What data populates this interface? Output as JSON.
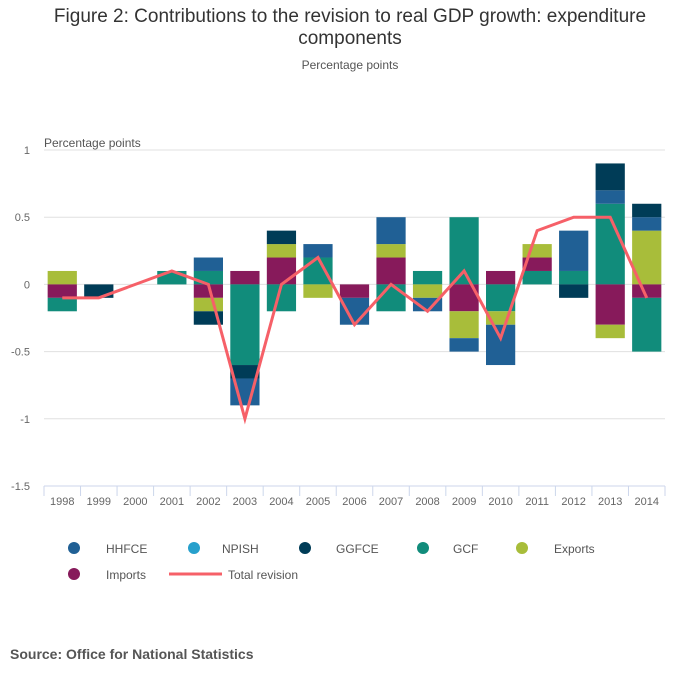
{
  "title": "Figure 2: Contributions to the revision to real GDP growth: expenditure components",
  "title_line1": "Figure 2: Contributions to the revision to real GDP growth: expenditure",
  "title_line2": "components",
  "subtitle": "Percentage points",
  "source": "Source: Office for National Statistics",
  "chart_data": {
    "type": "bar",
    "stacked": true,
    "title": "Figure 2: Contributions to the revision to real GDP growth: expenditure components",
    "subtitle": "Percentage points",
    "ylabel": "Percentage points",
    "xlabel": "",
    "ylim": [
      -1.5,
      1
    ],
    "yticks": [
      1,
      0.5,
      0,
      -0.5,
      -1,
      -1.5
    ],
    "ytick_labels": [
      "1",
      "0.5",
      "0",
      "-0.5",
      "-1",
      "-1.5"
    ],
    "grid": true,
    "legend_position": "bottom",
    "categories": [
      "1998",
      "1999",
      "2000",
      "2001",
      "2002",
      "2003",
      "2004",
      "2005",
      "2006",
      "2007",
      "2008",
      "2009",
      "2010",
      "2011",
      "2012",
      "2013",
      "2014"
    ],
    "series": [
      {
        "name": "HHFCE",
        "kind": "bar",
        "color": "#206095",
        "values": [
          0,
          0,
          0,
          0,
          0.1,
          -0.2,
          0,
          0.1,
          -0.2,
          0.2,
          -0.1,
          -0.1,
          -0.3,
          0,
          0.3,
          0.1,
          0.1
        ]
      },
      {
        "name": "NPISH",
        "kind": "bar",
        "color": "#27A0CC",
        "values": [
          0,
          0,
          0,
          0,
          0,
          0,
          0,
          0,
          0,
          0,
          0,
          0,
          0,
          0,
          0,
          0,
          0
        ]
      },
      {
        "name": "GGFCE",
        "kind": "bar",
        "color": "#003C57",
        "values": [
          0,
          -0.1,
          0,
          0,
          -0.1,
          -0.1,
          0.1,
          0,
          0,
          0,
          0,
          0,
          0,
          0,
          -0.1,
          0.2,
          0.1
        ]
      },
      {
        "name": "GCF",
        "kind": "bar",
        "color": "#118C7B",
        "values": [
          -0.1,
          0,
          0,
          0.1,
          0.1,
          -0.6,
          -0.2,
          0.2,
          0,
          -0.2,
          0.1,
          0.5,
          -0.2,
          0.1,
          0.1,
          0.6,
          -0.4
        ]
      },
      {
        "name": "Exports",
        "kind": "bar",
        "color": "#A8BD3A",
        "values": [
          0.1,
          0,
          0,
          0,
          -0.1,
          0,
          0.1,
          -0.1,
          0,
          0.1,
          -0.1,
          -0.2,
          -0.1,
          0.1,
          0,
          -0.1,
          0.4
        ]
      },
      {
        "name": "Imports",
        "kind": "bar",
        "color": "#871A5B",
        "values": [
          -0.1,
          0,
          0,
          0,
          -0.1,
          0.1,
          0.2,
          0,
          -0.1,
          0.2,
          0,
          -0.2,
          0.1,
          0.1,
          0,
          -0.3,
          -0.1
        ]
      },
      {
        "name": "Total revision",
        "kind": "line",
        "color": "#F66068",
        "values": [
          -0.1,
          -0.1,
          0,
          0.1,
          0,
          -1.0,
          0,
          0.2,
          -0.3,
          0,
          -0.2,
          0.1,
          -0.4,
          0.4,
          0.5,
          0.5,
          -0.1
        ]
      }
    ],
    "stack_order_positive": [
      "GCF",
      "Imports",
      "Exports",
      "HHFCE",
      "GGFCE",
      "NPISH"
    ],
    "stack_order_negative": [
      "Imports",
      "GCF",
      "Exports",
      "GGFCE",
      "HHFCE",
      "NPISH"
    ]
  }
}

> PROBLEM DETAILS
Copy the data exactly. Any picture it contains is to be omitted.

> WRITTEN REPLY
What data populates this interface? Output as JSON.
{
  "title": "Figure 2: Contributions to the revision to real GDP growth: expenditure components",
  "title_line1": "Figure 2: Contributions to the revision to real GDP growth: expenditure",
  "title_line2": "components",
  "subtitle": "Percentage points",
  "source": "Source: Office for National Statistics",
  "chart_data": {
    "type": "bar",
    "stacked": true,
    "title": "Figure 2: Contributions to the revision to real GDP growth: expenditure components",
    "subtitle": "Percentage points",
    "ylabel": "Percentage points",
    "xlabel": "",
    "ylim": [
      -1.5,
      1
    ],
    "yticks": [
      1,
      0.5,
      0,
      -0.5,
      -1,
      -1.5
    ],
    "ytick_labels": [
      "1",
      "0.5",
      "0",
      "-0.5",
      "-1",
      "-1.5"
    ],
    "grid": true,
    "legend_position": "bottom",
    "categories": [
      "1998",
      "1999",
      "2000",
      "2001",
      "2002",
      "2003",
      "2004",
      "2005",
      "2006",
      "2007",
      "2008",
      "2009",
      "2010",
      "2011",
      "2012",
      "2013",
      "2014"
    ],
    "series": [
      {
        "name": "HHFCE",
        "kind": "bar",
        "color": "#206095",
        "values": [
          0,
          0,
          0,
          0,
          0.1,
          -0.2,
          0,
          0.1,
          -0.2,
          0.2,
          -0.1,
          -0.1,
          -0.3,
          0,
          0.3,
          0.1,
          0.1
        ]
      },
      {
        "name": "NPISH",
        "kind": "bar",
        "color": "#27A0CC",
        "values": [
          0,
          0,
          0,
          0,
          0,
          0,
          0,
          0,
          0,
          0,
          0,
          0,
          0,
          0,
          0,
          0,
          0
        ]
      },
      {
        "name": "GGFCE",
        "kind": "bar",
        "color": "#003C57",
        "values": [
          0,
          -0.1,
          0,
          0,
          -0.1,
          -0.1,
          0.1,
          0,
          0,
          0,
          0,
          0,
          0,
          0,
          -0.1,
          0.2,
          0.1
        ]
      },
      {
        "name": "GCF",
        "kind": "bar",
        "color": "#118C7B",
        "values": [
          -0.1,
          0,
          0,
          0.1,
          0.1,
          -0.6,
          -0.2,
          0.2,
          0,
          -0.2,
          0.1,
          0.5,
          -0.2,
          0.1,
          0.1,
          0.6,
          -0.4
        ]
      },
      {
        "name": "Exports",
        "kind": "bar",
        "color": "#A8BD3A",
        "values": [
          0.1,
          0,
          0,
          0,
          -0.1,
          0,
          0.1,
          -0.1,
          0,
          0.1,
          -0.1,
          -0.2,
          -0.1,
          0.1,
          0,
          -0.1,
          0.4
        ]
      },
      {
        "name": "Imports",
        "kind": "bar",
        "color": "#871A5B",
        "values": [
          -0.1,
          0,
          0,
          0,
          -0.1,
          0.1,
          0.2,
          0,
          -0.1,
          0.2,
          0,
          -0.2,
          0.1,
          0.1,
          0,
          -0.3,
          -0.1
        ]
      },
      {
        "name": "Total revision",
        "kind": "line",
        "color": "#F66068",
        "values": [
          -0.1,
          -0.1,
          0,
          0.1,
          0,
          -1.0,
          0,
          0.2,
          -0.3,
          0,
          -0.2,
          0.1,
          -0.4,
          0.4,
          0.5,
          0.5,
          -0.1
        ]
      }
    ],
    "stack_order_positive": [
      "GCF",
      "Imports",
      "Exports",
      "HHFCE",
      "GGFCE",
      "NPISH"
    ],
    "stack_order_negative": [
      "Imports",
      "GCF",
      "Exports",
      "GGFCE",
      "HHFCE",
      "NPISH"
    ]
  }
}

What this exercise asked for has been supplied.